TASK GOAL |
All lines in which the word "text" occurs are to be extracted.

[start of RECORDS SUPPLIED]

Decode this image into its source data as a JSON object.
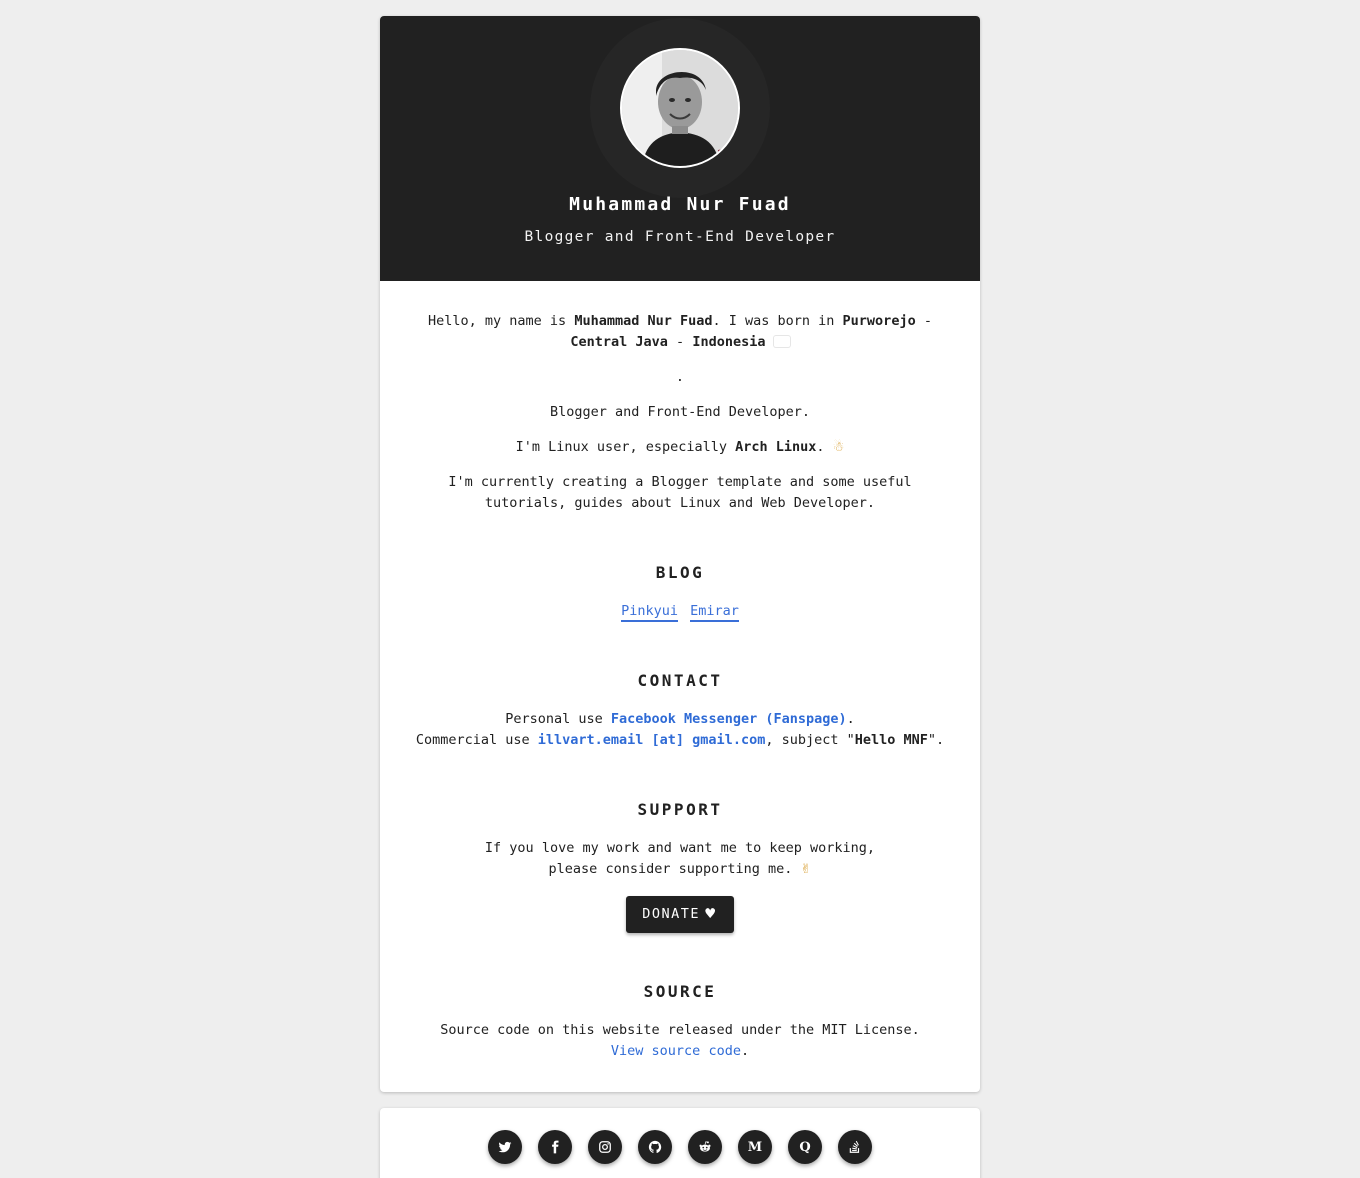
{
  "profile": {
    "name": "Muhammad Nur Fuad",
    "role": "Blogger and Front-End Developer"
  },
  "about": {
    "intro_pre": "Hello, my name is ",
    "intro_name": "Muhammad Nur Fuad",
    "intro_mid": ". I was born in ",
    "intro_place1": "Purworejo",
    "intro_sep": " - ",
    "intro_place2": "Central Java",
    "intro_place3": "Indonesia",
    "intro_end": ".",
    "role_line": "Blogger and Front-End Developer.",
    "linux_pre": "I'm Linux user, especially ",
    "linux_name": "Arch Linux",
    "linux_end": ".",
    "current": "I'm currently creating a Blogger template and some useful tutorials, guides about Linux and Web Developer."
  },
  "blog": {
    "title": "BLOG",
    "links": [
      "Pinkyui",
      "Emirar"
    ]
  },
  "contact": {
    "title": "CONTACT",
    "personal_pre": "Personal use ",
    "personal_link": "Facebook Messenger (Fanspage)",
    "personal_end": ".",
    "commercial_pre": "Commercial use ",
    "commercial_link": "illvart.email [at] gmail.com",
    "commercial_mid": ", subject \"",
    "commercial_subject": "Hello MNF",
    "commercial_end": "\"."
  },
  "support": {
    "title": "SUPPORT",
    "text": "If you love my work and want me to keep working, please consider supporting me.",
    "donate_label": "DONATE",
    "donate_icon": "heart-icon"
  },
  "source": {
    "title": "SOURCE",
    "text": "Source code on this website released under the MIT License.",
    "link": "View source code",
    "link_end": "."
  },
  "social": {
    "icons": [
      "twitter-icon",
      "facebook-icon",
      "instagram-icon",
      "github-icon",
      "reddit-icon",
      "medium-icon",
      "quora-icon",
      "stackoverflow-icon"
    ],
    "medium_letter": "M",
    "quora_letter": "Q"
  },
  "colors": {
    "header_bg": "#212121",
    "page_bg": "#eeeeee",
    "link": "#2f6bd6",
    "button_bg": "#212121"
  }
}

[end of RECORDS SUPPLIED]
[start of RECORDS SUPPLIED]

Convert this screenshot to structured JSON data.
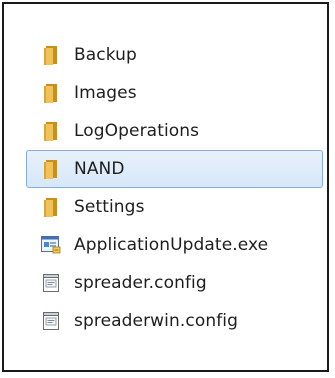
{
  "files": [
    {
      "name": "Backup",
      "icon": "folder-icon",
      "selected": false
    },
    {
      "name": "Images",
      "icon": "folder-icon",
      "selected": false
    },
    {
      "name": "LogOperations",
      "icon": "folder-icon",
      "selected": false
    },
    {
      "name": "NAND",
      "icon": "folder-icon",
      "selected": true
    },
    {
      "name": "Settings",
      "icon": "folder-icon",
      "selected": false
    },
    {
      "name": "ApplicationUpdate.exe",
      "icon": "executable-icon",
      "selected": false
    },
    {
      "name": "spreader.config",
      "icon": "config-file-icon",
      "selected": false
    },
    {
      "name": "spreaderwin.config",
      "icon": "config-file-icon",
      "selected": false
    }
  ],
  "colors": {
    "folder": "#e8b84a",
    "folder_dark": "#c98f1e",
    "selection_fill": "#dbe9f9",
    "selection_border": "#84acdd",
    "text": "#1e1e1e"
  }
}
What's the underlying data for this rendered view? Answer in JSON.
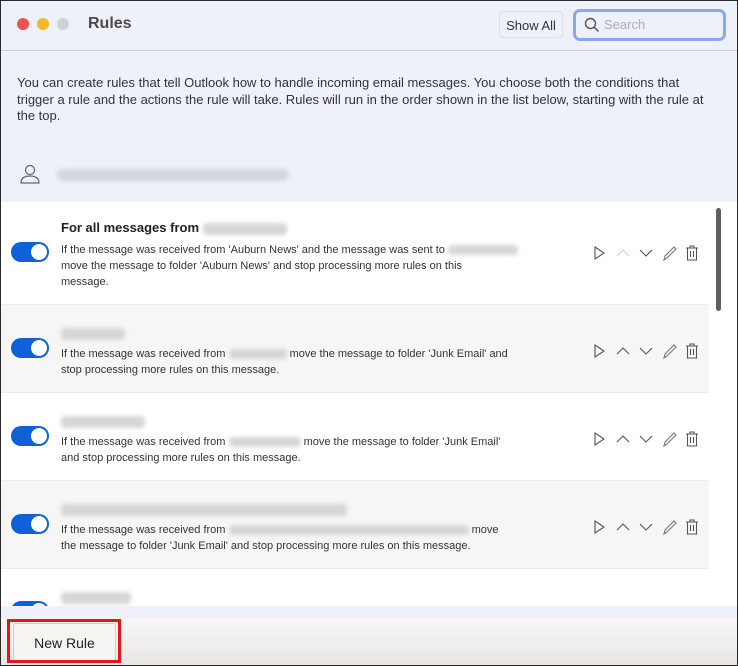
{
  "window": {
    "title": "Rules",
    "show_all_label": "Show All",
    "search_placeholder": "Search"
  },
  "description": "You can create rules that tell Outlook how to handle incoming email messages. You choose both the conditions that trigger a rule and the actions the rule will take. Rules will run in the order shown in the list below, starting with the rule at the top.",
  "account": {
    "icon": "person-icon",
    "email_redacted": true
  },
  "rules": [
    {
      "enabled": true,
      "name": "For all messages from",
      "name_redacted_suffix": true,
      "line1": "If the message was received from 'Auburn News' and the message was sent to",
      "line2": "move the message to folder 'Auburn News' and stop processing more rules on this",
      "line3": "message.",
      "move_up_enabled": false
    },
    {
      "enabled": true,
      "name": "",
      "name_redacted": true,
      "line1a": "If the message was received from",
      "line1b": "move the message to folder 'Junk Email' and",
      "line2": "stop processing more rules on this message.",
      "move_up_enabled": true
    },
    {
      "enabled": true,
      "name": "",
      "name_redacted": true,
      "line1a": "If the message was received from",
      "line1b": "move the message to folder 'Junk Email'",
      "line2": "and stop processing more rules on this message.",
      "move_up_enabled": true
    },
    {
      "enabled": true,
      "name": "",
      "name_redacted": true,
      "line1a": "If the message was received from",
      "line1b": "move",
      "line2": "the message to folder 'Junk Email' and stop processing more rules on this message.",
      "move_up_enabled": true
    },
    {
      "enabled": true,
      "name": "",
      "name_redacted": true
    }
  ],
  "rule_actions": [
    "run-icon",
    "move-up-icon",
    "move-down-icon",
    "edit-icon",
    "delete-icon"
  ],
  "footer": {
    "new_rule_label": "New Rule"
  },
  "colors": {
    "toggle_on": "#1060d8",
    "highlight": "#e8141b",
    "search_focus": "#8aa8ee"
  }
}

[end of RECORDS SUPPLIED]

ANSWER FOR THE TASK |
    "text": "If you love my work and want me to keep working, please consider supporting me.",
    "text": "Source code on this website released under the MIT License.",
    "text": "#1e1e1e"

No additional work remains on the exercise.